#### Stated task
Omit all pictures and give the records below again exactly as written.

(Recorded data)
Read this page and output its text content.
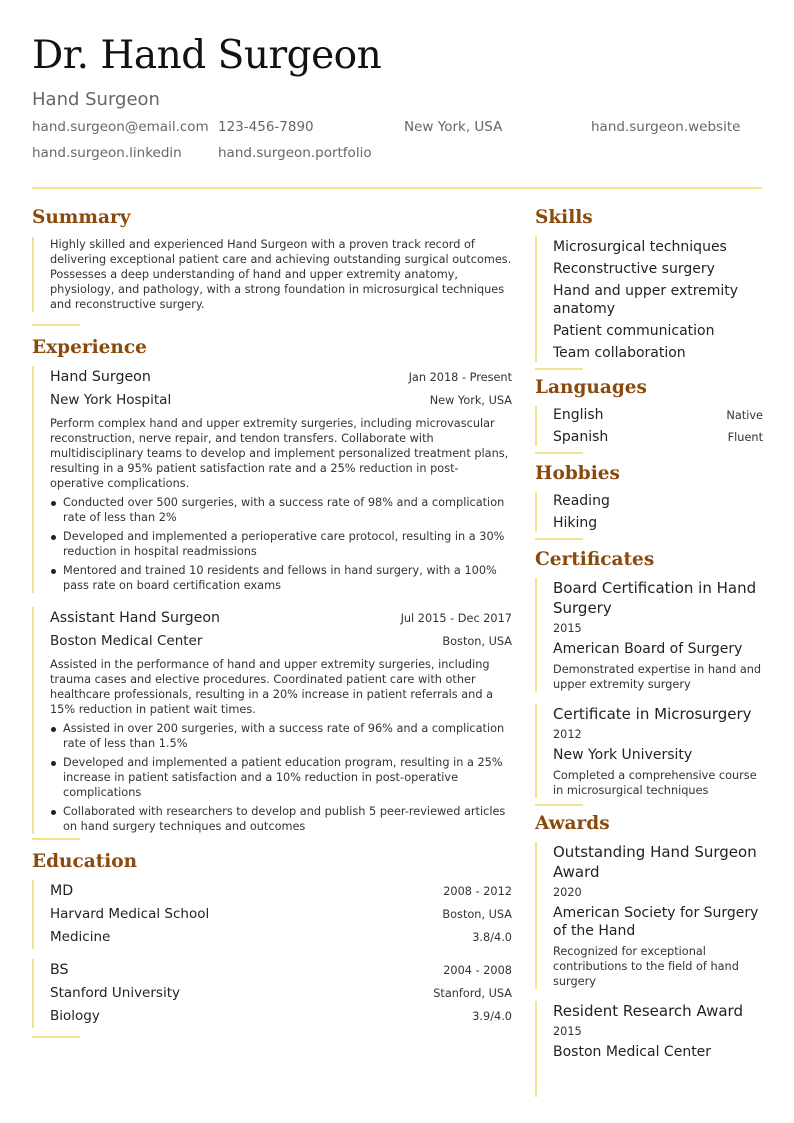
Dr. Hand Surgeon
Hand Surgeon
hand.surgeon@email.com 123-456-7890	New York, USA	hand.surgeon.website
hand.surgeon.linkedin	hand.surgeon.portfolio
Summary

Highly skilled and experienced Hand Surgeon with a proven track record of delivering exceptional patient care and achieving outstanding surgical outcomes. Possesses a deep understanding of hand and upper extremity anatomy, physiology, and pathology, with a strong foundation in microsurgical techniques and reconstructive surgery.

Experience
Hand Surgeon	Jan 2018 - Present
New York Hospital	New York, USA

Perform complex hand and upper extremity surgeries, including microvascular reconstruction, nerve repair, and tendon transfers. Collaborate with multidisciplinary teams to develop and implement personalized treatment plans, resulting in a 95% patient satisfaction rate and a 25% reduction in post-operative complications.

Conducted over 500 surgeries, with a success rate of 98% and a complication rate of less than 2%
Developed and implemented a perioperative care protocol, resulting in a 30% reduction in hospital readmissions
Mentored and trained 10 residents and fellows in hand surgery, with a 100% pass rate on board certification exams
Assistant Hand Surgeon	Jul 2015 - Dec 2017
Boston Medical Center	Boston, USA

Assisted in the performance of hand and upper extremity surgeries, including trauma cases and elective procedures. Coordinated patient care with other healthcare professionals, resulting in a 20% increase in patient referrals and a 15% reduction in patient wait times.

Assisted in over 200 surgeries, with a success rate of 96% and a complication rate of less than 1.5%
Developed and implemented a patient education program, resulting in a 25% increase in patient satisfaction and a 10% reduction in post-operative complications
Collaborated with researchers to develop and publish 5 peer-reviewed articles on hand surgery techniques and outcomes
Education
MD	2008 - 2012
Harvard Medical School	Boston, USA
Medicine	3.8/4.0
BS	2004 - 2008
Stanford University	Stanford, USA
Biology	3.9/4.0
Skills
Microsurgical techniques
Reconstructive surgery
Hand and upper extremity anatomy
Patient communication
Team collaboration
Languages
English	Native
Spanish	Fluent
Hobbies
Reading
Hiking
Certificates
Board Certification in Hand Surgery
2015
American Board of Surgery
Demonstrated expertise in hand and upper extremity surgery
Certificate in Microsurgery
2012
New York University
Completed a comprehensive course in microsurgical techniques
Awards
Outstanding Hand Surgeon Award
2020
American Society for Surgery of the Hand
Recognized for exceptional contributions to the field of hand surgery
Resident Research Award
2015
Boston Medical Center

#### Expected output
Read this page and output its text content.
Dr. Hand Surgeon
Hand Surgeon
hand.surgeon@email.com 123-456-7890	New York, USA	hand.surgeon.website
hand.surgeon.linkedin	hand.surgeon.portfolio
Summary

Highly skilled and experienced Hand Surgeon with a proven track record of delivering exceptional patient care and achieving outstanding surgical outcomes. Possesses a deep understanding of hand and upper extremity anatomy, physiology, and pathology, with a strong foundation in microsurgical techniques and reconstructive surgery.

Experience
Hand Surgeon	Jan 2018 - Present
New York Hospital	New York, USA

Perform complex hand and upper extremity surgeries, including microvascular reconstruction, nerve repair, and tendon transfers. Collaborate with multidisciplinary teams to develop and implement personalized treatment plans, resulting in a 95% patient satisfaction rate and a 25% reduction in post-operative complications.

Conducted over 500 surgeries, with a success rate of 98% and a complication rate of less than 2%
Developed and implemented a perioperative care protocol, resulting in a 30% reduction in hospital readmissions
Mentored and trained 10 residents and fellows in hand surgery, with a 100% pass rate on board certification exams
Assistant Hand Surgeon	Jul 2015 - Dec 2017
Boston Medical Center	Boston, USA

Assisted in the performance of hand and upper extremity surgeries, including trauma cases and elective procedures. Coordinated patient care with other healthcare professionals, resulting in a 20% increase in patient referrals and a 15% reduction in patient wait times.

Assisted in over 200 surgeries, with a success rate of 96% and a complication rate of less than 1.5%
Developed and implemented a patient education program, resulting in a 25% increase in patient satisfaction and a 10% reduction in post-operative complications
Collaborated with researchers to develop and publish 5 peer-reviewed articles on hand surgery techniques and outcomes
Education
MD	2008 - 2012
Harvard Medical School	Boston, USA
Medicine	3.8/4.0
BS	2004 - 2008
Stanford University	Stanford, USA
Biology	3.9/4.0
Skills
Microsurgical techniques
Reconstructive surgery
Hand and upper extremity anatomy
Patient communication
Team collaboration
Languages
English	Native
Spanish	Fluent
Hobbies
Reading
Hiking
Certificates
Board Certification in Hand Surgery
2015
American Board of Surgery
Demonstrated expertise in hand and upper extremity surgery
Certificate in Microsurgery
2012
New York University
Completed a comprehensive course in microsurgical techniques
Awards
Outstanding Hand Surgeon Award
2020
American Society for Surgery of the Hand
Recognized for exceptional contributions to the field of hand surgery
Resident Research Award
2015
Boston Medical Center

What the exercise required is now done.